Only the pictures are to be left out; set down the rest of the records exactly.

Dataset records on visual material
>> BEGIN
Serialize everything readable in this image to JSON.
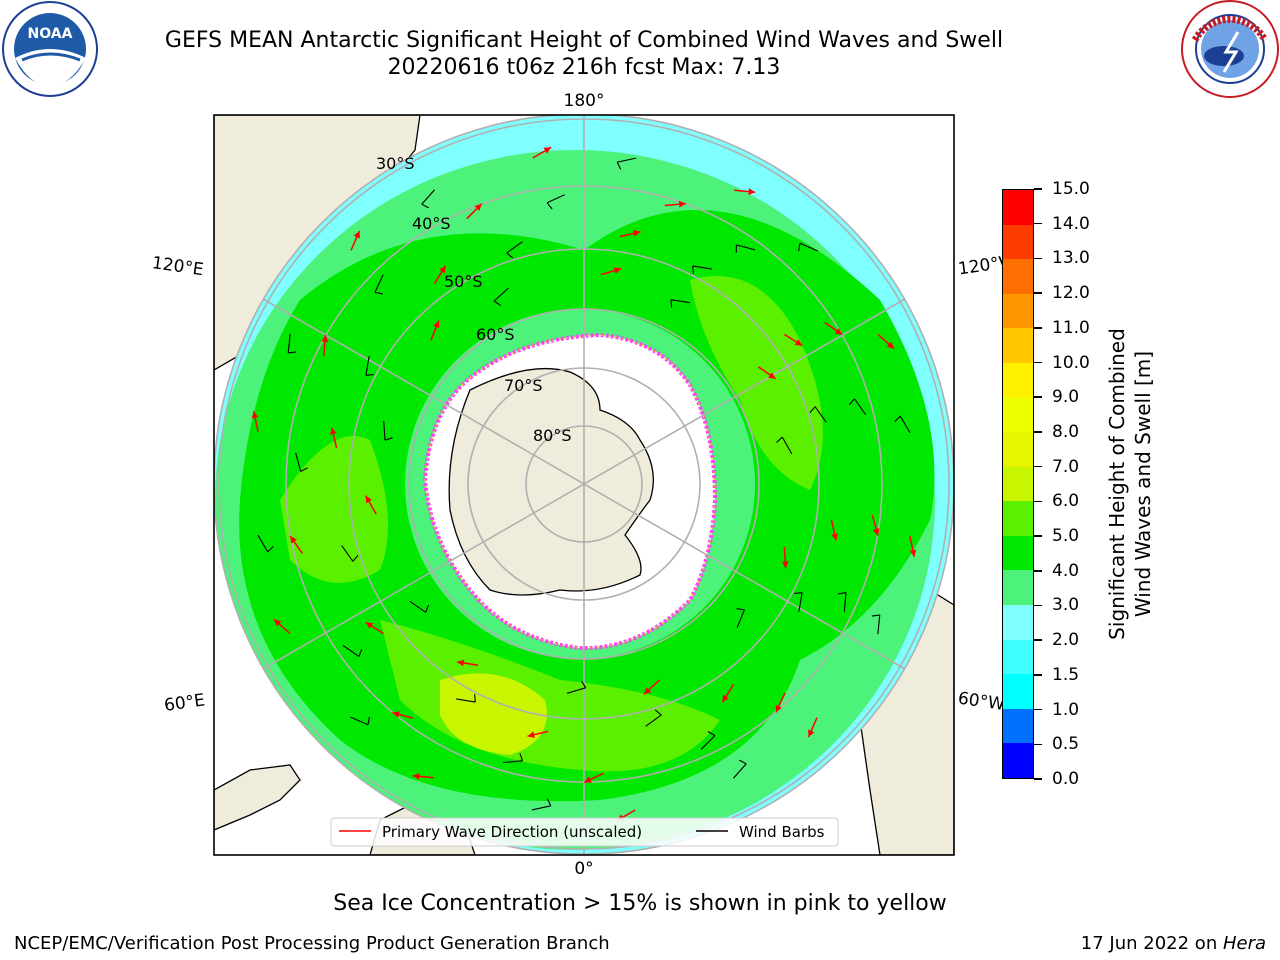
{
  "title": {
    "line1": "GEFS MEAN Antarctic Significant Height of Combined Wind Waves and Swell",
    "line2": "20220616 t06z 216h fcst   Max: 7.13"
  },
  "logos": {
    "left": {
      "name": "noaa-logo",
      "text": "NOAA",
      "ring_text": "NATIONAL OCEANIC AND ATMOSPHERIC ADMINISTRATION · U.S. DEPARTMENT OF COMMERCE"
    },
    "right": {
      "name": "nws-logo",
      "ring_text": "NATIONAL WEATHER SERVICE"
    }
  },
  "map": {
    "projection": "south-polar-stereographic",
    "longitude_labels": {
      "top": "180°",
      "bottom": "0°",
      "upper_left": "120°E",
      "lower_left": "60°E",
      "upper_right": "120°W",
      "lower_right": "60°W"
    },
    "latitude_labels": [
      "30°S",
      "40°S",
      "50°S",
      "60°S",
      "70°S",
      "80°S"
    ],
    "colors": {
      "land": "#efecdc",
      "sea_ice": "#ffffff",
      "swh_0_5": "#0000ff",
      "swh_1_5": "#00ffff",
      "swh_2": "#80ffff",
      "swh_3": "#4cf27a",
      "swh_4": "#00e800",
      "swh_5": "#5af000",
      "swh_6": "#c8f500",
      "swh_7": "#e8f500",
      "arrow": "#ff0000",
      "barb": "#000000",
      "ice_edge": "#ff40ff"
    }
  },
  "legend": {
    "items": [
      {
        "label": "Primary Wave Direction (unscaled)",
        "color": "#ff0000"
      },
      {
        "label": "Wind Barbs",
        "color": "#000000"
      }
    ]
  },
  "colorbar": {
    "label_line1": "Significant Height of Combined",
    "label_line2": "Wind Waves and Swell [m]",
    "ticks": [
      "0.0",
      "0.5",
      "1.0",
      "1.5",
      "2.0",
      "3.0",
      "4.0",
      "5.0",
      "6.0",
      "7.0",
      "8.0",
      "9.0",
      "10.0",
      "11.0",
      "12.0",
      "13.0",
      "14.0",
      "15.0"
    ],
    "colors": [
      "#0000ff",
      "#0070ff",
      "#00ffff",
      "#40ffff",
      "#80ffff",
      "#4cf27a",
      "#00e800",
      "#5af000",
      "#c8f500",
      "#e8f500",
      "#f0ff00",
      "#fff000",
      "#ffc800",
      "#ff9600",
      "#ff6e00",
      "#ff3c00",
      "#ff0000"
    ]
  },
  "footer": {
    "note": "Sea Ice Concentration > 15% is shown in pink to yellow",
    "left": "NCEP/EMC/Verification Post Processing Product Generation Branch",
    "right_prefix": "17 Jun 2022 on ",
    "right_machine": "Hera"
  }
}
>> END
- _COMPLETED TASK_:
Serialize everything readable in this image to JSON.
{
  "title": {
    "line1": "GEFS MEAN Antarctic Significant Height of Combined Wind Waves and Swell",
    "line2": "20220616 t06z 216h fcst   Max: 7.13"
  },
  "logos": {
    "left": {
      "name": "noaa-logo",
      "text": "NOAA",
      "ring_text": "NATIONAL OCEANIC AND ATMOSPHERIC ADMINISTRATION · U.S. DEPARTMENT OF COMMERCE"
    },
    "right": {
      "name": "nws-logo",
      "ring_text": "NATIONAL WEATHER SERVICE"
    }
  },
  "map": {
    "projection": "south-polar-stereographic",
    "longitude_labels": {
      "top": "180°",
      "bottom": "0°",
      "upper_left": "120°E",
      "lower_left": "60°E",
      "upper_right": "120°W",
      "lower_right": "60°W"
    },
    "latitude_labels": [
      "30°S",
      "40°S",
      "50°S",
      "60°S",
      "70°S",
      "80°S"
    ],
    "colors": {
      "land": "#efecdc",
      "sea_ice": "#ffffff",
      "swh_0_5": "#0000ff",
      "swh_1_5": "#00ffff",
      "swh_2": "#80ffff",
      "swh_3": "#4cf27a",
      "swh_4": "#00e800",
      "swh_5": "#5af000",
      "swh_6": "#c8f500",
      "swh_7": "#e8f500",
      "arrow": "#ff0000",
      "barb": "#000000",
      "ice_edge": "#ff40ff"
    }
  },
  "legend": {
    "items": [
      {
        "label": "Primary Wave Direction (unscaled)",
        "color": "#ff0000"
      },
      {
        "label": "Wind Barbs",
        "color": "#000000"
      }
    ]
  },
  "colorbar": {
    "label_line1": "Significant Height of Combined",
    "label_line2": "Wind Waves and Swell [m]",
    "ticks": [
      "0.0",
      "0.5",
      "1.0",
      "1.5",
      "2.0",
      "3.0",
      "4.0",
      "5.0",
      "6.0",
      "7.0",
      "8.0",
      "9.0",
      "10.0",
      "11.0",
      "12.0",
      "13.0",
      "14.0",
      "15.0"
    ],
    "colors": [
      "#0000ff",
      "#0070ff",
      "#00ffff",
      "#40ffff",
      "#80ffff",
      "#4cf27a",
      "#00e800",
      "#5af000",
      "#c8f500",
      "#e8f500",
      "#f0ff00",
      "#fff000",
      "#ffc800",
      "#ff9600",
      "#ff6e00",
      "#ff3c00",
      "#ff0000"
    ]
  },
  "footer": {
    "note": "Sea Ice Concentration > 15% is shown in pink to yellow",
    "left": "NCEP/EMC/Verification Post Processing Product Generation Branch",
    "right_prefix": "17 Jun 2022 on ",
    "right_machine": "Hera"
  }
}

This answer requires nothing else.